• [Anforderung 1]: Tausche in den Datensätzen vom Anfang bis einschließlich der Zeile mit „1101, 1407, 1122]“ jedes „x-tick-label“ gegen „x-axis-label“ aus. Gib nur diesen Abschnitt wieder und lass alles andere unverändert.

• [Textauszug]:
********
# 3x High End Radiator hintereinander sinnvoll?



## unti20 (5. März 2009)

Hi Leute,

wollte mal fragen ob es bei sehr hohen temps der cpu usw. sogar wenn man schon eine wakü besitzt sinnvoll ist sich 1-2 weitere radis hinten hinzuhängen, sprich ob es denn ieinen nutzen in bezug auf die temperaturen bringt?=

Sag schon mal danke für eure Antworten 

Gruß Markus


----------



## nemetona (5. März 2009)

Mehr Radiatorfläche macht fast immer Sinn.
Was für ein System mit welchen Temps. hast du?

Gruß, Nemetona


----------



## Fabian (5. März 2009)

Ja es ist sinnvoll,es kommt aber auch auf die Verlustleistung deine Hardware an.
Wenn du jetzt 3x More hintereinander setzt und nach dem ersten mora das Wasser schon wieder Zimmertemperatur hat dann würden die weiteren 2 nicht mehr bringen.

Sinnvoller wäre es nach jeder hitzigen Komponente einen Radi einzubauen,da dann jede mit kalten Wasser versorgt wird.
********
• [Eingabedaten]:
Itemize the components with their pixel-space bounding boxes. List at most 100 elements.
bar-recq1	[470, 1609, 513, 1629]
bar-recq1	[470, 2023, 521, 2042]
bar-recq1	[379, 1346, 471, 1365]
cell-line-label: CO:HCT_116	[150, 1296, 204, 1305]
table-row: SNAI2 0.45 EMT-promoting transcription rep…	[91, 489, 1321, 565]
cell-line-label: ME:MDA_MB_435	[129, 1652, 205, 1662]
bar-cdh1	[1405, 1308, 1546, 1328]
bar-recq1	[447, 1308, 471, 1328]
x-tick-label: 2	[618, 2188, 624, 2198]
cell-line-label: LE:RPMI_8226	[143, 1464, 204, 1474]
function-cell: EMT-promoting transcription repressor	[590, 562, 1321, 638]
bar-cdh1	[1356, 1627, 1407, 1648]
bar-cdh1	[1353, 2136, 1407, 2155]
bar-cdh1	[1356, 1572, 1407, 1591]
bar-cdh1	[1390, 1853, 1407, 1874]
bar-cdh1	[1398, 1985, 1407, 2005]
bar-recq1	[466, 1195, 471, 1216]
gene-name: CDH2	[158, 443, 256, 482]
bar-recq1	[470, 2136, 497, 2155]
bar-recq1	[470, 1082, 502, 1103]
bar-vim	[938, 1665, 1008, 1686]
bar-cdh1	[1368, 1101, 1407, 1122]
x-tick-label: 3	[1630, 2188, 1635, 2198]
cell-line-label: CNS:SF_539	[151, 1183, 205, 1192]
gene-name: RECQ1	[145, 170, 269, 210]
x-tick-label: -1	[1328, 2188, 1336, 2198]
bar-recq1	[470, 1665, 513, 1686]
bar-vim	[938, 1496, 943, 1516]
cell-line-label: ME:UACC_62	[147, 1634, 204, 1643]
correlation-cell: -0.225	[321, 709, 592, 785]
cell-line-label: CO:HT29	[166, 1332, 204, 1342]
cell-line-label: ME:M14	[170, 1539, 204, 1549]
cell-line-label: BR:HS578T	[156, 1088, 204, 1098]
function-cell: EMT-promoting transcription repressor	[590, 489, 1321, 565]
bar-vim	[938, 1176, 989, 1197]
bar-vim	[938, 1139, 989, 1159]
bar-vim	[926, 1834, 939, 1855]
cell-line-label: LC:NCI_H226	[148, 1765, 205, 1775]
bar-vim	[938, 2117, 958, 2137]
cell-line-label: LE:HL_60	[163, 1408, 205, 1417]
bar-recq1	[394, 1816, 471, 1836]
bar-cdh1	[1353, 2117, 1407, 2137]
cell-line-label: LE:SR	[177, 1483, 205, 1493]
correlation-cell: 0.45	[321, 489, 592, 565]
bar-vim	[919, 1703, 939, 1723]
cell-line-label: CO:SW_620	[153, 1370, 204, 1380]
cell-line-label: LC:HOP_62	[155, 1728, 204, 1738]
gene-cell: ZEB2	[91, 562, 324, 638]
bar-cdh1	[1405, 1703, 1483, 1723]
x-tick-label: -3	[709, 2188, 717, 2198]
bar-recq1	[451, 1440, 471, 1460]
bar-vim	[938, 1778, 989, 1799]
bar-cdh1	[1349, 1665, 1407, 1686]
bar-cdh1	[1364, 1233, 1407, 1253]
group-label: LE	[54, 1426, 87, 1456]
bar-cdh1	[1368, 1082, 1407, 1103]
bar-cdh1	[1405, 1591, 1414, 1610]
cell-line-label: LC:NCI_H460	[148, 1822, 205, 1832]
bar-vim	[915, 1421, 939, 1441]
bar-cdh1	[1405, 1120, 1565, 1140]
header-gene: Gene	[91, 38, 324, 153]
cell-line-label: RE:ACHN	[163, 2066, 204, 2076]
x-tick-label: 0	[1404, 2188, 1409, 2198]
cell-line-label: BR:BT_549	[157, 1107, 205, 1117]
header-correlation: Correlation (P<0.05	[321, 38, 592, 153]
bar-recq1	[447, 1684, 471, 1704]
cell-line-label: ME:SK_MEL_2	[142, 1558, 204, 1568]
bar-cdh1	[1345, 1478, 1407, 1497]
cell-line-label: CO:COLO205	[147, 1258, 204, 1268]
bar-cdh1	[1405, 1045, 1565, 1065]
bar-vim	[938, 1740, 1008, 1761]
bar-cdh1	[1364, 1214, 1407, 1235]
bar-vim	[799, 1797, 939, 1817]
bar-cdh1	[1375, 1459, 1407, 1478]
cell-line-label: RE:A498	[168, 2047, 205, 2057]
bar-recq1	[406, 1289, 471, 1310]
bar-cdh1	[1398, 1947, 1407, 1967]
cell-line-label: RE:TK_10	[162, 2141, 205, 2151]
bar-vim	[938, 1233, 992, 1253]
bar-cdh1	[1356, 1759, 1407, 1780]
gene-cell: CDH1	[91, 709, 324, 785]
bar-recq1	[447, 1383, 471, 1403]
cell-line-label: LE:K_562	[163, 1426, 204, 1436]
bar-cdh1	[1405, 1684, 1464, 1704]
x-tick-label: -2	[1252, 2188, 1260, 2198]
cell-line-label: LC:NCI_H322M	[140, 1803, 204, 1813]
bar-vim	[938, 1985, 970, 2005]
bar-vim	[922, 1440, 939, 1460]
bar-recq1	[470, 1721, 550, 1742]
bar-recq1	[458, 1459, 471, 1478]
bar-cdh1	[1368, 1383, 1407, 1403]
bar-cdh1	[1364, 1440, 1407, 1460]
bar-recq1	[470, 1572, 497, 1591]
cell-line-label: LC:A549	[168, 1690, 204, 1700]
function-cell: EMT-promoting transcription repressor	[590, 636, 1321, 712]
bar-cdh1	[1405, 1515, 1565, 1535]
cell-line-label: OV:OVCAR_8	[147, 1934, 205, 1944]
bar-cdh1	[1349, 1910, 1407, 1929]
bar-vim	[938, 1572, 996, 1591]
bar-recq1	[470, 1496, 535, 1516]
********
• [Anforderung 2]: Warum hält Fabian es im Forenthread über hintereinander geschaltete Radiatoren für sinnvoller, nach jeder hitzigen Komponente einen Radiator einzubauen?

• [Vollständige Antwort 1]:
Itemize the components with their pixel-space bounding boxes. List at most 100 elements.
bar-recq1	[470, 1609, 513, 1629]
bar-recq1	[470, 2023, 521, 2042]
bar-recq1	[379, 1346, 471, 1365]
cell-line-label: CO:HCT_116	[150, 1296, 204, 1305]
table-row: SNAI2 0.45 EMT-promoting transcription rep…	[91, 489, 1321, 565]
cell-line-label: ME:MDA_MB_435	[129, 1652, 205, 1662]
bar-cdh1	[1405, 1308, 1546, 1328]
bar-recq1	[447, 1308, 471, 1328]
x-axis-label: 2	[618, 2188, 624, 2198]
cell-line-label: LE:RPMI_8226	[143, 1464, 204, 1474]
function-cell: EMT-promoting transcription repressor	[590, 562, 1321, 638]
bar-cdh1	[1356, 1627, 1407, 1648]
bar-cdh1	[1353, 2136, 1407, 2155]
bar-cdh1	[1356, 1572, 1407, 1591]
bar-cdh1	[1390, 1853, 1407, 1874]
bar-cdh1	[1398, 1985, 1407, 2005]
bar-recq1	[466, 1195, 471, 1216]
gene-name: CDH2	[158, 443, 256, 482]
bar-recq1	[470, 2136, 497, 2155]
bar-recq1	[470, 1082, 502, 1103]
bar-vim	[938, 1665, 1008, 1686]
bar-cdh1	[1368, 1101, 1407, 1122]

• [Vollständige Antwort 2]: Dann wird jede Komponente mit kaltem Wasser versorgt.